WHAT YOU NEED TO DO.
Determine the number of lines holding the word "handle"; answer with that number only.

ENTRIES SHOWN.
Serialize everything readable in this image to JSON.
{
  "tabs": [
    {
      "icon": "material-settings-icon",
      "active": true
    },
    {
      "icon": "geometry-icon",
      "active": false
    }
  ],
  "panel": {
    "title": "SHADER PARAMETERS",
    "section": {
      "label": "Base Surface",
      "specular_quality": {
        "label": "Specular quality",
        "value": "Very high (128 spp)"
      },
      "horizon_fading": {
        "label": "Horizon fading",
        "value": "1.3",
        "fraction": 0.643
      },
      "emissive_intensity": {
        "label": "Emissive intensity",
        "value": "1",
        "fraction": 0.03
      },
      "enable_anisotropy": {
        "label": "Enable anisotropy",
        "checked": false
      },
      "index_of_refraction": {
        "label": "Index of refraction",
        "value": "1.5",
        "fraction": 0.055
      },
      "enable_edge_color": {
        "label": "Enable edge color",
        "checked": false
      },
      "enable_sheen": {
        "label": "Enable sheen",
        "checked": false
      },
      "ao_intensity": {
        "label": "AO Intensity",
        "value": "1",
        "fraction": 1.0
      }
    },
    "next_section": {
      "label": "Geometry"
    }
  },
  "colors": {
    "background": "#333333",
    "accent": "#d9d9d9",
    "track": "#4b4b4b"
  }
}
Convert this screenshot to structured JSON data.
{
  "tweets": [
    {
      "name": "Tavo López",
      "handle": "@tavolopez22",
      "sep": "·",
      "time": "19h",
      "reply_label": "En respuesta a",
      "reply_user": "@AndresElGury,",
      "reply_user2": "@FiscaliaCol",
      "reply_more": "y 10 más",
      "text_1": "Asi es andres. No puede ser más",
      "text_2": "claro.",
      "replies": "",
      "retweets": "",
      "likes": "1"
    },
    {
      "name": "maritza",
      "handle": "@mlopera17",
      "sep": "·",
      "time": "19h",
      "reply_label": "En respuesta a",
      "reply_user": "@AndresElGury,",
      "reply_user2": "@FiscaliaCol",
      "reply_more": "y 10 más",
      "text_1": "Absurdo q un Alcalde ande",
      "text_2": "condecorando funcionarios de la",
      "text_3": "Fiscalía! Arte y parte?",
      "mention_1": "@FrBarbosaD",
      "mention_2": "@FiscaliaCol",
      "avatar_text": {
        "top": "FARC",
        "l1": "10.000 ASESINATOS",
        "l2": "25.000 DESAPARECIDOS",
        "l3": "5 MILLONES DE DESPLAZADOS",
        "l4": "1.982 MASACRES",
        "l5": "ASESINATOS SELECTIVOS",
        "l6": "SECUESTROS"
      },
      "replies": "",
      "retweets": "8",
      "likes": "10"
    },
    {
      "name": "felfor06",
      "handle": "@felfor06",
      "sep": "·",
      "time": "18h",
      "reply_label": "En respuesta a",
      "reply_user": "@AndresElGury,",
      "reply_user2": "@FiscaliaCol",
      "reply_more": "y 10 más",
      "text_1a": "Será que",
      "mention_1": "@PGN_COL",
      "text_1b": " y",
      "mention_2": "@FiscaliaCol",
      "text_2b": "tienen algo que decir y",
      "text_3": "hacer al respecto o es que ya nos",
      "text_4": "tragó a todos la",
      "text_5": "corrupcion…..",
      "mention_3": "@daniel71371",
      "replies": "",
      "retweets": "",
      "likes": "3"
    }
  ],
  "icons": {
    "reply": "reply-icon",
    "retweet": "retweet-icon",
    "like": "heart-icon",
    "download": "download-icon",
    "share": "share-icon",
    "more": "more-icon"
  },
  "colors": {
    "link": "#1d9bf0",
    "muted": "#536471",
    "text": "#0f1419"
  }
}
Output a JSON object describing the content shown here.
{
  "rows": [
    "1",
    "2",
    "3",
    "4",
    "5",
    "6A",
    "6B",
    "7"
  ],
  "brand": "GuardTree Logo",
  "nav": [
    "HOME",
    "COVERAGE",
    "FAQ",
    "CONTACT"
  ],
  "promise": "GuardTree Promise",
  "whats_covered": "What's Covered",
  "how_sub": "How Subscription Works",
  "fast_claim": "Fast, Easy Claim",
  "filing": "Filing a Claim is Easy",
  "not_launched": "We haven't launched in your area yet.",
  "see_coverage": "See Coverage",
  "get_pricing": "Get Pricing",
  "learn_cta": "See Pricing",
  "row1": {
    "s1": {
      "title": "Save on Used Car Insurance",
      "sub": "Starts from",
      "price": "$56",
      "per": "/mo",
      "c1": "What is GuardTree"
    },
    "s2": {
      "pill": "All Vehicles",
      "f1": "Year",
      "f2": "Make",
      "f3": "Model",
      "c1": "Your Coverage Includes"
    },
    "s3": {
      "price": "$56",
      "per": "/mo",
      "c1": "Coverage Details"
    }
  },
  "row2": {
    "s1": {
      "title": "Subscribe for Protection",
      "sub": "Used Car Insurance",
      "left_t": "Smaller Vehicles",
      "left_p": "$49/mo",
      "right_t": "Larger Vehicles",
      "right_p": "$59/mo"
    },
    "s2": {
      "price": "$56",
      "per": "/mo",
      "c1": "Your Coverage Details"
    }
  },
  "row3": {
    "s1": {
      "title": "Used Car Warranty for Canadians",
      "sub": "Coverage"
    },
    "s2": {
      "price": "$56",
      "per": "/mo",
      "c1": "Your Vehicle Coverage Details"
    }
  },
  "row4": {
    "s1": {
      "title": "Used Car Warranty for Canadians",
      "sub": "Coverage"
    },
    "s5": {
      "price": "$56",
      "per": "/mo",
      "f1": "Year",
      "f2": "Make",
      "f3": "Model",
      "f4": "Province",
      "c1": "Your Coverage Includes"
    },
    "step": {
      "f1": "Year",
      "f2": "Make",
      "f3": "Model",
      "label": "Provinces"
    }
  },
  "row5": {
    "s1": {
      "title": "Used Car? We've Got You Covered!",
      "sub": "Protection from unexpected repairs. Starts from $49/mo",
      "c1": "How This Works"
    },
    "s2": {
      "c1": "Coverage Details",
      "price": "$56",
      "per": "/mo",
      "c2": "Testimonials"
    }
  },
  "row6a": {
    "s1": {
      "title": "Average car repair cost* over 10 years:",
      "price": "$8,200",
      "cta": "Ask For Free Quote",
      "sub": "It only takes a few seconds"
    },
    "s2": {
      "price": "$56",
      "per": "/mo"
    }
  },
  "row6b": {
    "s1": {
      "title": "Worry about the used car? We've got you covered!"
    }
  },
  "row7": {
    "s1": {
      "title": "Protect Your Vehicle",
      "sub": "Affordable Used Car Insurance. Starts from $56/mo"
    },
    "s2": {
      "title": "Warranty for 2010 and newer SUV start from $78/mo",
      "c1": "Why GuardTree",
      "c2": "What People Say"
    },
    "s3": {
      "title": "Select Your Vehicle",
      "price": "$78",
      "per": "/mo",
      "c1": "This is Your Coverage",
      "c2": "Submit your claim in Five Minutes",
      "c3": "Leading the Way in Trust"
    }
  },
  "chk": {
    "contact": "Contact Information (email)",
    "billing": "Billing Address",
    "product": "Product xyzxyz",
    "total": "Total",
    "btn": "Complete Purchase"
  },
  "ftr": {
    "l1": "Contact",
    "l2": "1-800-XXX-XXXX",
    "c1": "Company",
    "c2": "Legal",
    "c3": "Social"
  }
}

SOLUTION TO THIS TASK.
3